• [Records for the exercise]
"""

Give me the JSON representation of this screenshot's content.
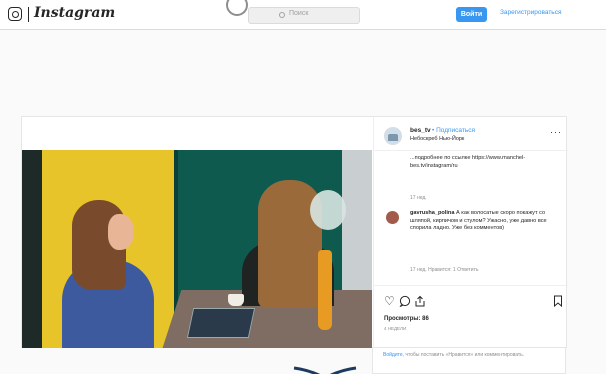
{
  "header": {
    "wordmark": "Instagram",
    "search_placeholder": "Поиск",
    "login_label": "Войти",
    "signup_label": "Зарегистрироваться",
    "logo_icon": "instagram-camera-icon",
    "accent": "#3897f0"
  },
  "post": {
    "username": "bes_tv",
    "follow_label": "• Подписаться",
    "location": "Небоскреб Нью-Йорк",
    "more_icon": "more-horizontal-icon",
    "comments": [
      {
        "text": "...подробнее по ссылке https://www.manchel-bes.tv/instagram/ru",
        "time": "17 нед."
      },
      {
        "user": "gavrusha_polina",
        "text": "А как волосатые скоро покажут со шляпой, кирпичом и стулом? Ужасно, уже давно все спорила ладно. Уже без комментов)",
        "meta": "17 нед.   Нравится: 1   Ответить"
      }
    ],
    "icons": [
      "heart-icon",
      "comment-icon",
      "share-icon",
      "save-icon"
    ],
    "views": "Просмотры: 86",
    "time_ago": "4 НЕДЕЛИ"
  },
  "below": {
    "login_link": "Войдите",
    "text": ", чтобы поставить «Нравится» или комментировать."
  }
}
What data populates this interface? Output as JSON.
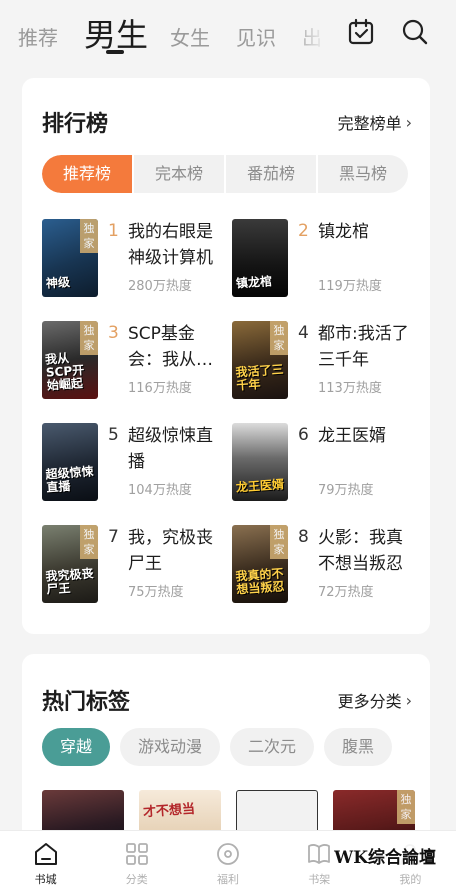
{
  "top_tabs": {
    "tab1": "推荐",
    "tab2": "男生",
    "tab3": "女生",
    "tab4": "见识",
    "tab5": "出"
  },
  "ranking": {
    "title": "排行榜",
    "more": "完整榜单",
    "tabs": [
      "推荐榜",
      "完本榜",
      "番茄榜",
      "黑马榜"
    ],
    "exclusive_badge": "独家",
    "items": [
      {
        "rank": "1",
        "title": "我的右眼是神级计算机",
        "heat": "280万热度",
        "cover_text": "神级"
      },
      {
        "rank": "2",
        "title": "镇龙棺",
        "heat": "119万热度",
        "cover_text": "镇龙棺"
      },
      {
        "rank": "3",
        "title": "SCP基金会：我从…",
        "heat": "116万热度",
        "cover_text": "我从SCP开始崛起"
      },
      {
        "rank": "4",
        "title": "都市:我活了三千年",
        "heat": "113万热度",
        "cover_text": "我活了三千年"
      },
      {
        "rank": "5",
        "title": "超级惊悚直播",
        "heat": "104万热度",
        "cover_text": "超级惊悚直播"
      },
      {
        "rank": "6",
        "title": "龙王医婿",
        "heat": "79万热度",
        "cover_text": "龙王医婿"
      },
      {
        "rank": "7",
        "title": "我，究极丧尸王",
        "heat": "75万热度",
        "cover_text": "我究极丧尸王"
      },
      {
        "rank": "8",
        "title": "火影：我真不想当叛忍",
        "heat": "72万热度",
        "cover_text": "我真的不想当叛忍"
      }
    ]
  },
  "hot_tags": {
    "title": "热门标签",
    "more": "更多分类",
    "tags": [
      "穿越",
      "游戏动漫",
      "二次元",
      "腹黑"
    ],
    "cover_texts": [
      "",
      "才不想当",
      "",
      "独家"
    ]
  },
  "bottom_nav": [
    "书城",
    "分类",
    "福利",
    "书架",
    "我的"
  ],
  "watermark": "WK综合論壇",
  "colors": {
    "accent_orange": "#f47a3c",
    "accent_teal": "#4a9d96",
    "rank_gold": "#e3a062"
  }
}
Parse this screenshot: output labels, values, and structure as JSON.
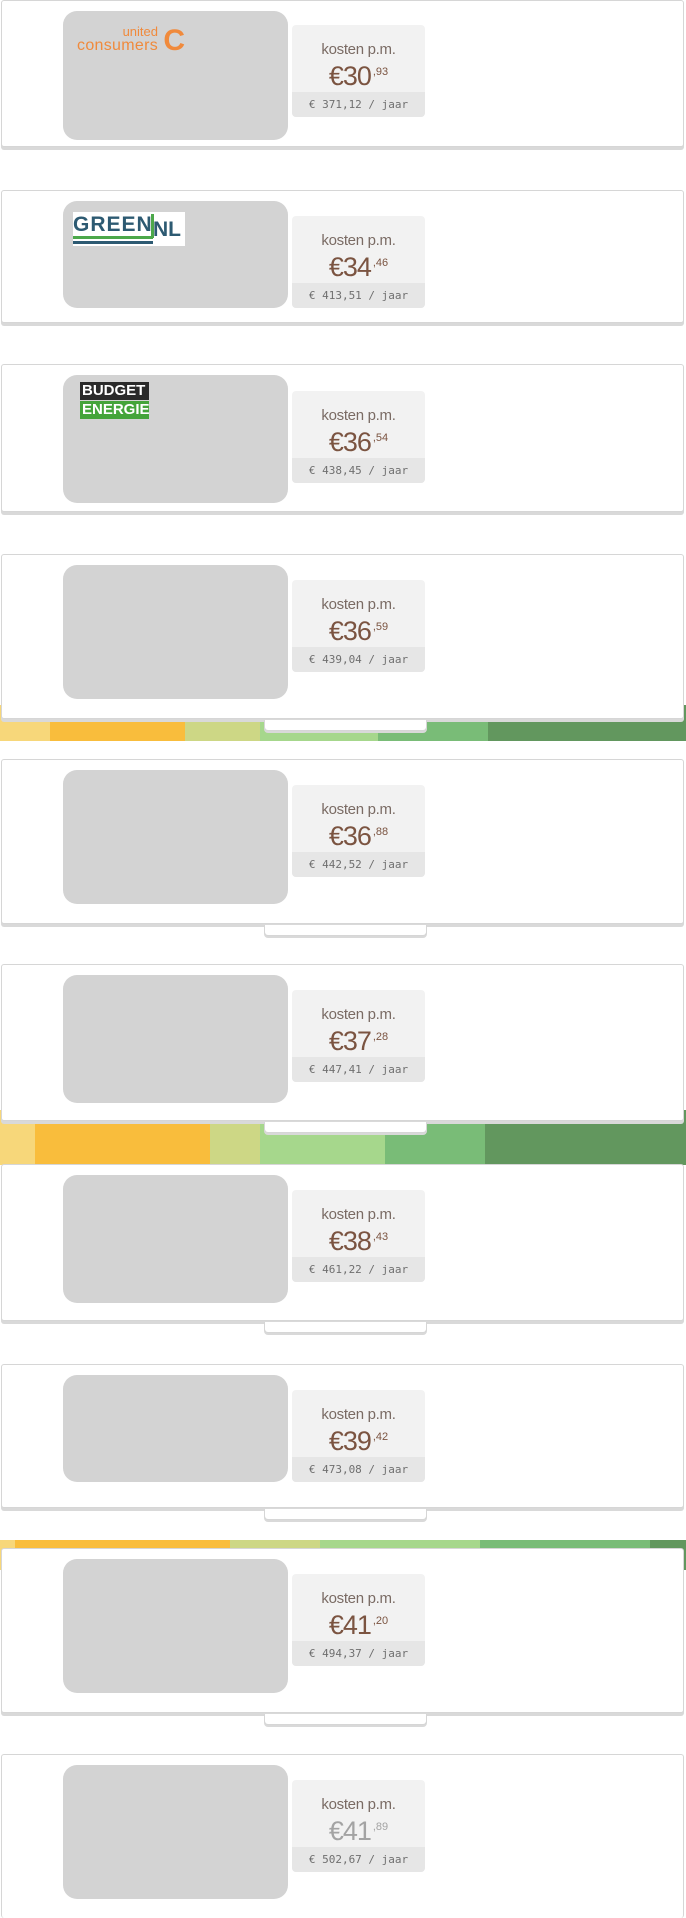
{
  "colors": {
    "price": "#7b5441",
    "label": "#7a6b64",
    "uc_orange": "#f08a3c",
    "greennl_blue": "#2d5a72",
    "greennl_green": "#4ca84a",
    "budget_dark": "#2b2b2b",
    "budget_green": "#44a43a"
  },
  "offers": [
    {
      "logo": "united-consumers",
      "logo_text_1": "united",
      "logo_text_2": "consumers",
      "logo_mark": "C",
      "label": "kosten p.m.",
      "price_main": "€30",
      "price_cents": ",93",
      "yearly": "€ 371,12 / jaar"
    },
    {
      "logo": "green-nl",
      "logo_text_1": "GREEN",
      "logo_text_2": "NL",
      "label": "kosten p.m.",
      "price_main": "€34",
      "price_cents": ",46",
      "yearly": "€ 413,51 / jaar"
    },
    {
      "logo": "budget-energie",
      "logo_text_1": "BUDGET",
      "logo_text_2": "ENERGIE",
      "label": "kosten p.m.",
      "price_main": "€36",
      "price_cents": ",54",
      "yearly": "€ 438,45 / jaar"
    },
    {
      "logo": "",
      "label": "kosten p.m.",
      "price_main": "€36",
      "price_cents": ",59",
      "yearly": "€ 439,04 / jaar"
    },
    {
      "logo": "",
      "label": "kosten p.m.",
      "price_main": "€36",
      "price_cents": ",88",
      "yearly": "€ 442,52 / jaar"
    },
    {
      "logo": "",
      "label": "kosten p.m.",
      "price_main": "€37",
      "price_cents": ",28",
      "yearly": "€ 447,41 / jaar"
    },
    {
      "logo": "",
      "label": "kosten p.m.",
      "price_main": "€38",
      "price_cents": ",43",
      "yearly": "€ 461,22 / jaar"
    },
    {
      "logo": "",
      "label": "kosten p.m.",
      "price_main": "€39",
      "price_cents": ",42",
      "yearly": "€ 473,08 / jaar"
    },
    {
      "logo": "",
      "label": "kosten p.m.",
      "price_main": "€41",
      "price_cents": ",20",
      "yearly": "€ 494,37 / jaar"
    },
    {
      "logo": "",
      "label": "kosten p.m.",
      "price_main": "€41",
      "price_cents": ",89",
      "yearly": "€ 502,67 / jaar"
    }
  ]
}
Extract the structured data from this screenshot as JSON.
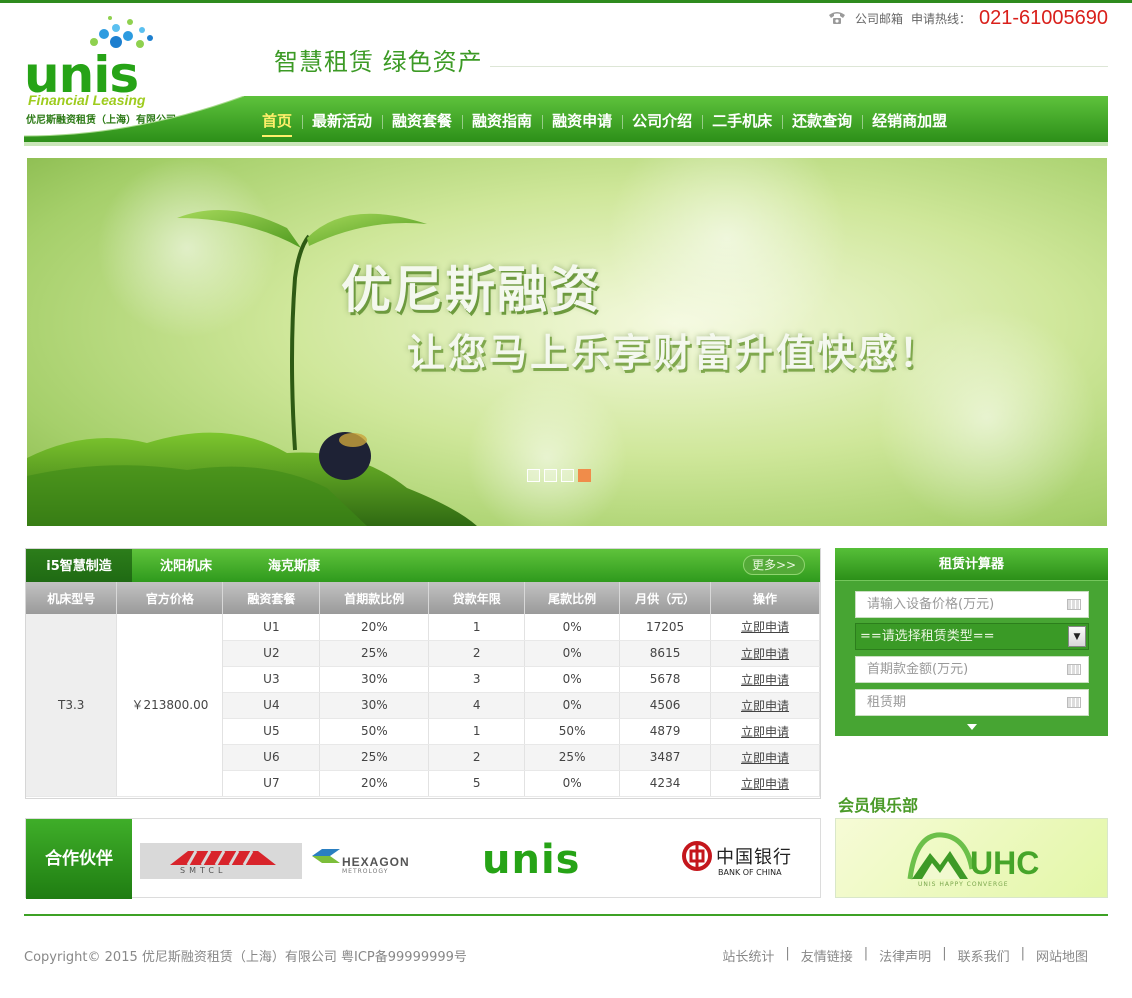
{
  "brand": {
    "logo_word": "unis",
    "logo_sub": "Financial  Leasing",
    "logo_cn": "优尼斯融资租赁（上海）有限公司",
    "slogan": "智慧租赁 绿色资产",
    "accent": "#3da125"
  },
  "topbar": {
    "mail": "公司邮箱",
    "hotline_label": "申请热线：",
    "hotline": "021-61005690"
  },
  "nav": {
    "items": [
      "首页",
      "最新活动",
      "融资套餐",
      "融资指南",
      "融资申请",
      "公司介绍",
      "二手机床",
      "还款查询",
      "经销商加盟"
    ],
    "active": "首页"
  },
  "banner": {
    "title": "优尼斯融资",
    "subtitle": "让您马上乐享财富升值快感！",
    "slides": 4,
    "active_slide": 4
  },
  "products": {
    "tabs": [
      "i5智慧制造",
      "沈阳机床",
      "海克斯康"
    ],
    "more": "更多>>",
    "columns": [
      "机床型号",
      "官方价格",
      "融资套餐",
      "首期款比例",
      "贷款年限",
      "尾款比例",
      "月供（元）",
      "操作"
    ],
    "model": "T3.3",
    "price": "￥213800.00",
    "rows": [
      {
        "plan": "U1",
        "down": "20%",
        "years": "1",
        "final": "0%",
        "monthly": "17205",
        "action": "立即申请"
      },
      {
        "plan": "U2",
        "down": "25%",
        "years": "2",
        "final": "0%",
        "monthly": "8615",
        "action": "立即申请"
      },
      {
        "plan": "U3",
        "down": "30%",
        "years": "3",
        "final": "0%",
        "monthly": "5678",
        "action": "立即申请"
      },
      {
        "plan": "U4",
        "down": "30%",
        "years": "4",
        "final": "0%",
        "monthly": "4506",
        "action": "立即申请"
      },
      {
        "plan": "U5",
        "down": "50%",
        "years": "1",
        "final": "50%",
        "monthly": "4879",
        "action": "立即申请"
      },
      {
        "plan": "U6",
        "down": "25%",
        "years": "2",
        "final": "25%",
        "monthly": "3487",
        "action": "立即申请"
      },
      {
        "plan": "U7",
        "down": "20%",
        "years": "5",
        "final": "0%",
        "monthly": "4234",
        "action": "立即申请"
      }
    ]
  },
  "calculator": {
    "title": "租赁计算器",
    "price_placeholder": "请输入设备价格(万元)",
    "type_select": "==请选择租赁类型==",
    "down_placeholder": "首期款金额(万元)",
    "term_placeholder": "租赁期"
  },
  "club": {
    "title": "会员俱乐部",
    "logo": "UHC",
    "logo_sub": "UNIS HAPPY CONVERGE"
  },
  "partners": {
    "label": "合作伙伴",
    "logos": [
      {
        "name": "SMTCL"
      },
      {
        "name": "HEXAGON",
        "sub": "METROLOGY"
      },
      {
        "name": "unis"
      },
      {
        "name": "中国银行",
        "sub": "BANK OF CHINA"
      }
    ]
  },
  "footer": {
    "copyright": "Copyright© 2015 优尼斯融资租赁（上海）有限公司 粤ICP备99999999号",
    "links": [
      "站长统计",
      "友情链接",
      "法律声明",
      "联系我们",
      "网站地图"
    ]
  }
}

"""

• [Prompt]
Only the number is wanted: how many lines of these entries contain the string "heat"?

• [Answer to the problem]
8